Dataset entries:
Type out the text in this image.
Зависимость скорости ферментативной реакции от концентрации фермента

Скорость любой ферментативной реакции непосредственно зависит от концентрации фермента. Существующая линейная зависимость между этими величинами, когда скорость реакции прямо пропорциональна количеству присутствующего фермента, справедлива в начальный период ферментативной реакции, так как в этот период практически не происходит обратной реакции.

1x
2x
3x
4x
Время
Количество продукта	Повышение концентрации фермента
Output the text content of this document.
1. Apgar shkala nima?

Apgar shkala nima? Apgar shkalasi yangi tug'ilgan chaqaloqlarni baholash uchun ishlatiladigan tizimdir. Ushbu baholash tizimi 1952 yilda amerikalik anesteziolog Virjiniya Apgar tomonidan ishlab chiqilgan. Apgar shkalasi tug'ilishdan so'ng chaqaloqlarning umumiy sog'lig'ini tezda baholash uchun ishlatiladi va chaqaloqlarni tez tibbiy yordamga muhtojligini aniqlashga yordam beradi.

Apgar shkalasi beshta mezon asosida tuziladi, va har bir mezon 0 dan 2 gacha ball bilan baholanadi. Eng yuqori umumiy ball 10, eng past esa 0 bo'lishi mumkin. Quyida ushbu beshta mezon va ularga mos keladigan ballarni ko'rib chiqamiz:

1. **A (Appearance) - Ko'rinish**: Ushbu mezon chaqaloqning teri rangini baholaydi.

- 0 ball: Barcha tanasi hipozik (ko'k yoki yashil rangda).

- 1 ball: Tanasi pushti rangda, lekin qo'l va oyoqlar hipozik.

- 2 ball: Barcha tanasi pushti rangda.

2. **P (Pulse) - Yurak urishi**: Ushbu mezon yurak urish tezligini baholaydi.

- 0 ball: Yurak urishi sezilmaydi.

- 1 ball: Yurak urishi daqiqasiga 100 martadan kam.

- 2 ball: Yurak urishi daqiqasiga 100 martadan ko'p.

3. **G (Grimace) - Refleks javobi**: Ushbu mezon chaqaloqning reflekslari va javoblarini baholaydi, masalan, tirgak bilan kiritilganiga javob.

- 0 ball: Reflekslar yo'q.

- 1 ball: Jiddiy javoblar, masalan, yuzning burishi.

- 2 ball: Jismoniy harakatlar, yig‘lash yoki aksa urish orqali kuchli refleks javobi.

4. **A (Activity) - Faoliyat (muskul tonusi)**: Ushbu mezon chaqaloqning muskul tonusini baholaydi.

## WHAT YOU SHOULD DO
Return all the data exactly as given.

## TASK RESULT
Type out the text in this image.
Зависимость скорости ферментативной реакции от концентрации фермента

Скорость любой ферментативной реакции непосредственно зависит от концентрации фермента. Существующая линейная зависимость между этими величинами, когда скорость реакции прямо пропорциональна количеству присутствующего фермента, справедлива в начальный период ферментативной реакции, так как в этот период практически не происходит обратной реакции.

1x
2x
3x
4x
Время
Количество продукта	Повышение концентрации фермента
Output the text content of this document.
1. Apgar shkala nima?

Apgar shkala nima? Apgar shkalasi yangi tug'ilgan chaqaloqlarni baholash uchun ishlatiladigan tizimdir. Ushbu baholash tizimi 1952 yilda amerikalik anesteziolog Virjiniya Apgar tomonidan ishlab chiqilgan. Apgar shkalasi tug'ilishdan so'ng chaqaloqlarning umumiy sog'lig'ini tezda baholash uchun ishlatiladi va chaqaloqlarni tez tibbiy yordamga muhtojligini aniqlashga yordam beradi.

Apgar shkalasi beshta mezon asosida tuziladi, va har bir mezon 0 dan 2 gacha ball bilan baholanadi. Eng yuqori umumiy ball 10, eng past esa 0 bo'lishi mumkin. Quyida ushbu beshta mezon va ularga mos keladigan ballarni ko'rib chiqamiz:

1. **A (Appearance) - Ko'rinish**: Ushbu mezon chaqaloqning teri rangini baholaydi.

- 0 ball: Barcha tanasi hipozik (ko'k yoki yashil rangda).

- 1 ball: Tanasi pushti rangda, lekin qo'l va oyoqlar hipozik.

- 2 ball: Barcha tanasi pushti rangda.

2. **P (Pulse) - Yurak urishi**: Ushbu mezon yurak urish tezligini baholaydi.

- 0 ball: Yurak urishi sezilmaydi.

- 1 ball: Yurak urishi daqiqasiga 100 martadan kam.

- 2 ball: Yurak urishi daqiqasiga 100 martadan ko'p.

3. **G (Grimace) - Refleks javobi**: Ushbu mezon chaqaloqning reflekslari va javoblarini baholaydi, masalan, tirgak bilan kiritilganiga javob.

- 0 ball: Reflekslar yo'q.

- 1 ball: Jiddiy javoblar, masalan, yuzning burishi.

- 2 ball: Jismoniy harakatlar, yig‘lash yoki aksa urish orqali kuchli refleks javobi.

4. **A (Activity) - Faoliyat (muskul tonusi)**: Ushbu mezon chaqaloqning muskul tonusini baholaydi.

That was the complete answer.